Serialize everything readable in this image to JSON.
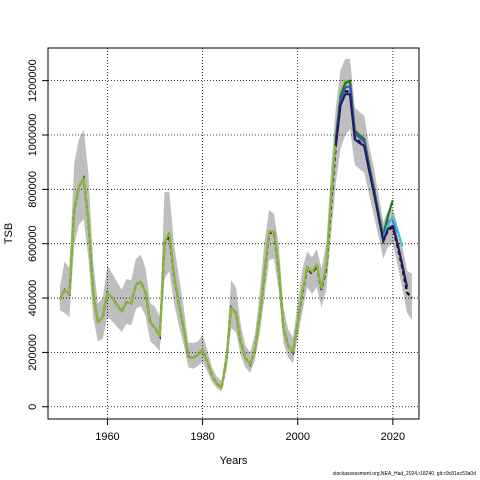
{
  "footer": "stockassessment.org,NEA_Had_2024,r18240, git:c9c81ac53a0d",
  "chart_data": {
    "type": "line",
    "title": "",
    "xlabel": "Years",
    "ylabel": "TSB",
    "xlim": [
      1947.5,
      2025.5
    ],
    "ylim": [
      -45000,
      1320000
    ],
    "xticks": [
      1960,
      1980,
      2000,
      2020
    ],
    "xtick_labels": [
      "1960",
      "1980",
      "2000",
      "2020"
    ],
    "yticks": [
      0,
      200000,
      400000,
      600000,
      800000,
      1000000,
      1200000
    ],
    "ytick_labels": [
      "0",
      "200000",
      "400000",
      "600000",
      "800000",
      "1000000",
      "1200000"
    ],
    "grid": true,
    "grid_style": "dotted",
    "colors": {
      "band": "#bebebe",
      "main": "#000000",
      "green_dark": "#1a7a2a",
      "green_light": "#8ab43c",
      "blue": "#3a54c8",
      "cyan": "#46c0d8",
      "navy": "#1e1e60"
    },
    "estimate": {
      "x": [
        1950,
        1951,
        1952,
        1953,
        1954,
        1955,
        1956,
        1957,
        1958,
        1959,
        1960,
        1961,
        1962,
        1963,
        1964,
        1965,
        1966,
        1967,
        1968,
        1969,
        1970,
        1971,
        1972,
        1973,
        1974,
        1975,
        1976,
        1977,
        1978,
        1979,
        1980,
        1981,
        1982,
        1983,
        1984,
        1985,
        1986,
        1987,
        1988,
        1989,
        1990,
        1991,
        1992,
        1993,
        1994,
        1995,
        1996,
        1997,
        1998,
        1999,
        2000,
        2001,
        2002,
        2003,
        2004,
        2005,
        2006,
        2007,
        2008,
        2009,
        2010,
        2011,
        2012,
        2013,
        2014,
        2015,
        2016,
        2017,
        2018,
        2019,
        2020,
        2021,
        2022,
        2023,
        2024
      ],
      "y": [
        395000,
        430000,
        415000,
        720000,
        810000,
        840000,
        680000,
        420000,
        310000,
        330000,
        420000,
        400000,
        375000,
        350000,
        385000,
        380000,
        450000,
        460000,
        420000,
        310000,
        290000,
        260000,
        600000,
        630000,
        480000,
        380000,
        290000,
        185000,
        180000,
        190000,
        210000,
        165000,
        115000,
        85000,
        70000,
        170000,
        365000,
        345000,
        240000,
        180000,
        155000,
        210000,
        330000,
        490000,
        640000,
        640000,
        510000,
        290000,
        225000,
        200000,
        310000,
        420000,
        510000,
        490000,
        520000,
        430000,
        510000,
        740000,
        960000,
        1110000,
        1160000,
        1160000,
        990000,
        975000,
        960000,
        870000,
        790000,
        700000,
        610000,
        650000,
        660000,
        590000,
        510000,
        420000,
        400000
      ],
      "lower": [
        355000,
        345000,
        330000,
        595000,
        670000,
        690000,
        545000,
        330000,
        240000,
        250000,
        330000,
        315000,
        295000,
        275000,
        305000,
        300000,
        360000,
        370000,
        335000,
        240000,
        225000,
        205000,
        470000,
        500000,
        380000,
        300000,
        230000,
        145000,
        140000,
        150000,
        165000,
        130000,
        90000,
        68000,
        55000,
        135000,
        290000,
        275000,
        190000,
        145000,
        125000,
        170000,
        270000,
        400000,
        540000,
        545000,
        430000,
        235000,
        180000,
        160000,
        255000,
        350000,
        440000,
        415000,
        440000,
        365000,
        430000,
        630000,
        820000,
        950000,
        1000000,
        1020000,
        890000,
        875000,
        860000,
        780000,
        705000,
        625000,
        545000,
        590000,
        600000,
        520000,
        435000,
        345000,
        320000
      ],
      "upper": [
        440000,
        535000,
        510000,
        895000,
        985000,
        1020000,
        860000,
        530000,
        380000,
        400000,
        520000,
        490000,
        460000,
        430000,
        470000,
        465000,
        545000,
        560000,
        510000,
        380000,
        370000,
        330000,
        790000,
        790000,
        600000,
        480000,
        370000,
        235000,
        235000,
        240000,
        265000,
        210000,
        145000,
        110000,
        95000,
        215000,
        465000,
        440000,
        305000,
        225000,
        200000,
        265000,
        420000,
        605000,
        725000,
        710000,
        600000,
        365000,
        285000,
        255000,
        380000,
        510000,
        570000,
        550000,
        580000,
        510000,
        600000,
        870000,
        1100000,
        1240000,
        1280000,
        1280000,
        1100000,
        1085000,
        1070000,
        960000,
        880000,
        780000,
        680000,
        720000,
        730000,
        665000,
        590000,
        500000,
        490000
      ]
    },
    "retro_peels": [
      {
        "name": "",
        "color_key": "green_light",
        "x": [
          1950,
          1951,
          1952,
          1953,
          1954,
          1955,
          1956,
          1957,
          1958,
          1959,
          1960,
          1961,
          1962,
          1963,
          1964,
          1965,
          1966,
          1967,
          1968,
          1969,
          1970,
          1971,
          1972,
          1973,
          1974,
          1975,
          1976,
          1977,
          1978,
          1979,
          1980,
          1981,
          1982,
          1983,
          1984,
          1985,
          1986,
          1987,
          1988,
          1989,
          1990,
          1991,
          1992,
          1993,
          1994,
          1995,
          1996,
          1997,
          1998,
          1999,
          2000,
          2001,
          2002,
          2003,
          2004,
          2005,
          2006,
          2007,
          2008,
          2009,
          2010,
          2011,
          2012,
          2013,
          2014,
          2015,
          2016,
          2017,
          2018,
          2019
        ],
        "y": [
          395000,
          430000,
          415000,
          720000,
          810000,
          840000,
          680000,
          420000,
          310000,
          330000,
          420000,
          400000,
          375000,
          350000,
          385000,
          380000,
          450000,
          460000,
          420000,
          310000,
          290000,
          260000,
          605000,
          640000,
          485000,
          380000,
          290000,
          185000,
          180000,
          190000,
          210000,
          165000,
          115000,
          85000,
          70000,
          170000,
          365000,
          345000,
          240000,
          180000,
          155000,
          210000,
          330000,
          495000,
          645000,
          645000,
          515000,
          290000,
          225000,
          200000,
          310000,
          425000,
          515000,
          495000,
          525000,
          435000,
          520000,
          760000,
          990000,
          1150000,
          1200000,
          1190000,
          1020000,
          1000000,
          985000,
          890000,
          810000,
          720000,
          640000,
          700000
        ]
      },
      {
        "name": "",
        "color_key": "green_dark",
        "x": [
          2008,
          2009,
          2010,
          2011,
          2012,
          2013,
          2014,
          2015,
          2016,
          2017,
          2018,
          2019,
          2020
        ],
        "y": [
          985000,
          1140000,
          1190000,
          1200000,
          1015000,
          1000000,
          985000,
          890000,
          805000,
          705000,
          630000,
          705000,
          760000
        ]
      },
      {
        "name": "",
        "color_key": "blue",
        "x": [
          2008,
          2009,
          2010,
          2011,
          2012,
          2013,
          2014,
          2015,
          2016,
          2017,
          2018,
          2019,
          2020,
          2021
        ],
        "y": [
          970000,
          1125000,
          1175000,
          1180000,
          1005000,
          990000,
          975000,
          880000,
          800000,
          710000,
          620000,
          680000,
          690000,
          640000
        ]
      },
      {
        "name": "",
        "color_key": "cyan",
        "x": [
          2017,
          2018,
          2019,
          2020,
          2021,
          2022
        ],
        "y": [
          705000,
          615000,
          670000,
          700000,
          650000,
          590000
        ]
      },
      {
        "name": "",
        "color_key": "navy",
        "x": [
          2008,
          2009,
          2010,
          2011,
          2012,
          2013,
          2014,
          2015,
          2016,
          2017,
          2018,
          2019,
          2020,
          2021,
          2022,
          2023
        ],
        "y": [
          960000,
          1110000,
          1150000,
          1150000,
          985000,
          970000,
          960000,
          870000,
          790000,
          700000,
          610000,
          655000,
          665000,
          600000,
          520000,
          440000
        ]
      }
    ]
  }
}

* _Prompt_
Every record above must be given again exactly; drop the pictures.

* _Output_
Serialize everything readable in this image to JSON.
{
  "footer": "stockassessment.org,NEA_Had_2024,r18240, git:c9c81ac53a0d",
  "chart_data": {
    "type": "line",
    "title": "",
    "xlabel": "Years",
    "ylabel": "TSB",
    "xlim": [
      1947.5,
      2025.5
    ],
    "ylim": [
      -45000,
      1320000
    ],
    "xticks": [
      1960,
      1980,
      2000,
      2020
    ],
    "xtick_labels": [
      "1960",
      "1980",
      "2000",
      "2020"
    ],
    "yticks": [
      0,
      200000,
      400000,
      600000,
      800000,
      1000000,
      1200000
    ],
    "ytick_labels": [
      "0",
      "200000",
      "400000",
      "600000",
      "800000",
      "1000000",
      "1200000"
    ],
    "grid": true,
    "grid_style": "dotted",
    "colors": {
      "band": "#bebebe",
      "main": "#000000",
      "green_dark": "#1a7a2a",
      "green_light": "#8ab43c",
      "blue": "#3a54c8",
      "cyan": "#46c0d8",
      "navy": "#1e1e60"
    },
    "estimate": {
      "x": [
        1950,
        1951,
        1952,
        1953,
        1954,
        1955,
        1956,
        1957,
        1958,
        1959,
        1960,
        1961,
        1962,
        1963,
        1964,
        1965,
        1966,
        1967,
        1968,
        1969,
        1970,
        1971,
        1972,
        1973,
        1974,
        1975,
        1976,
        1977,
        1978,
        1979,
        1980,
        1981,
        1982,
        1983,
        1984,
        1985,
        1986,
        1987,
        1988,
        1989,
        1990,
        1991,
        1992,
        1993,
        1994,
        1995,
        1996,
        1997,
        1998,
        1999,
        2000,
        2001,
        2002,
        2003,
        2004,
        2005,
        2006,
        2007,
        2008,
        2009,
        2010,
        2011,
        2012,
        2013,
        2014,
        2015,
        2016,
        2017,
        2018,
        2019,
        2020,
        2021,
        2022,
        2023,
        2024
      ],
      "y": [
        395000,
        430000,
        415000,
        720000,
        810000,
        840000,
        680000,
        420000,
        310000,
        330000,
        420000,
        400000,
        375000,
        350000,
        385000,
        380000,
        450000,
        460000,
        420000,
        310000,
        290000,
        260000,
        600000,
        630000,
        480000,
        380000,
        290000,
        185000,
        180000,
        190000,
        210000,
        165000,
        115000,
        85000,
        70000,
        170000,
        365000,
        345000,
        240000,
        180000,
        155000,
        210000,
        330000,
        490000,
        640000,
        640000,
        510000,
        290000,
        225000,
        200000,
        310000,
        420000,
        510000,
        490000,
        520000,
        430000,
        510000,
        740000,
        960000,
        1110000,
        1160000,
        1160000,
        990000,
        975000,
        960000,
        870000,
        790000,
        700000,
        610000,
        650000,
        660000,
        590000,
        510000,
        420000,
        400000
      ],
      "lower": [
        355000,
        345000,
        330000,
        595000,
        670000,
        690000,
        545000,
        330000,
        240000,
        250000,
        330000,
        315000,
        295000,
        275000,
        305000,
        300000,
        360000,
        370000,
        335000,
        240000,
        225000,
        205000,
        470000,
        500000,
        380000,
        300000,
        230000,
        145000,
        140000,
        150000,
        165000,
        130000,
        90000,
        68000,
        55000,
        135000,
        290000,
        275000,
        190000,
        145000,
        125000,
        170000,
        270000,
        400000,
        540000,
        545000,
        430000,
        235000,
        180000,
        160000,
        255000,
        350000,
        440000,
        415000,
        440000,
        365000,
        430000,
        630000,
        820000,
        950000,
        1000000,
        1020000,
        890000,
        875000,
        860000,
        780000,
        705000,
        625000,
        545000,
        590000,
        600000,
        520000,
        435000,
        345000,
        320000
      ],
      "upper": [
        440000,
        535000,
        510000,
        895000,
        985000,
        1020000,
        860000,
        530000,
        380000,
        400000,
        520000,
        490000,
        460000,
        430000,
        470000,
        465000,
        545000,
        560000,
        510000,
        380000,
        370000,
        330000,
        790000,
        790000,
        600000,
        480000,
        370000,
        235000,
        235000,
        240000,
        265000,
        210000,
        145000,
        110000,
        95000,
        215000,
        465000,
        440000,
        305000,
        225000,
        200000,
        265000,
        420000,
        605000,
        725000,
        710000,
        600000,
        365000,
        285000,
        255000,
        380000,
        510000,
        570000,
        550000,
        580000,
        510000,
        600000,
        870000,
        1100000,
        1240000,
        1280000,
        1280000,
        1100000,
        1085000,
        1070000,
        960000,
        880000,
        780000,
        680000,
        720000,
        730000,
        665000,
        590000,
        500000,
        490000
      ]
    },
    "retro_peels": [
      {
        "name": "",
        "color_key": "green_light",
        "x": [
          1950,
          1951,
          1952,
          1953,
          1954,
          1955,
          1956,
          1957,
          1958,
          1959,
          1960,
          1961,
          1962,
          1963,
          1964,
          1965,
          1966,
          1967,
          1968,
          1969,
          1970,
          1971,
          1972,
          1973,
          1974,
          1975,
          1976,
          1977,
          1978,
          1979,
          1980,
          1981,
          1982,
          1983,
          1984,
          1985,
          1986,
          1987,
          1988,
          1989,
          1990,
          1991,
          1992,
          1993,
          1994,
          1995,
          1996,
          1997,
          1998,
          1999,
          2000,
          2001,
          2002,
          2003,
          2004,
          2005,
          2006,
          2007,
          2008,
          2009,
          2010,
          2011,
          2012,
          2013,
          2014,
          2015,
          2016,
          2017,
          2018,
          2019
        ],
        "y": [
          395000,
          430000,
          415000,
          720000,
          810000,
          840000,
          680000,
          420000,
          310000,
          330000,
          420000,
          400000,
          375000,
          350000,
          385000,
          380000,
          450000,
          460000,
          420000,
          310000,
          290000,
          260000,
          605000,
          640000,
          485000,
          380000,
          290000,
          185000,
          180000,
          190000,
          210000,
          165000,
          115000,
          85000,
          70000,
          170000,
          365000,
          345000,
          240000,
          180000,
          155000,
          210000,
          330000,
          495000,
          645000,
          645000,
          515000,
          290000,
          225000,
          200000,
          310000,
          425000,
          515000,
          495000,
          525000,
          435000,
          520000,
          760000,
          990000,
          1150000,
          1200000,
          1190000,
          1020000,
          1000000,
          985000,
          890000,
          810000,
          720000,
          640000,
          700000
        ]
      },
      {
        "name": "",
        "color_key": "green_dark",
        "x": [
          2008,
          2009,
          2010,
          2011,
          2012,
          2013,
          2014,
          2015,
          2016,
          2017,
          2018,
          2019,
          2020
        ],
        "y": [
          985000,
          1140000,
          1190000,
          1200000,
          1015000,
          1000000,
          985000,
          890000,
          805000,
          705000,
          630000,
          705000,
          760000
        ]
      },
      {
        "name": "",
        "color_key": "blue",
        "x": [
          2008,
          2009,
          2010,
          2011,
          2012,
          2013,
          2014,
          2015,
          2016,
          2017,
          2018,
          2019,
          2020,
          2021
        ],
        "y": [
          970000,
          1125000,
          1175000,
          1180000,
          1005000,
          990000,
          975000,
          880000,
          800000,
          710000,
          620000,
          680000,
          690000,
          640000
        ]
      },
      {
        "name": "",
        "color_key": "cyan",
        "x": [
          2017,
          2018,
          2019,
          2020,
          2021,
          2022
        ],
        "y": [
          705000,
          615000,
          670000,
          700000,
          650000,
          590000
        ]
      },
      {
        "name": "",
        "color_key": "navy",
        "x": [
          2008,
          2009,
          2010,
          2011,
          2012,
          2013,
          2014,
          2015,
          2016,
          2017,
          2018,
          2019,
          2020,
          2021,
          2022,
          2023
        ],
        "y": [
          960000,
          1110000,
          1150000,
          1150000,
          985000,
          970000,
          960000,
          870000,
          790000,
          700000,
          610000,
          655000,
          665000,
          600000,
          520000,
          440000
        ]
      }
    ]
  }
}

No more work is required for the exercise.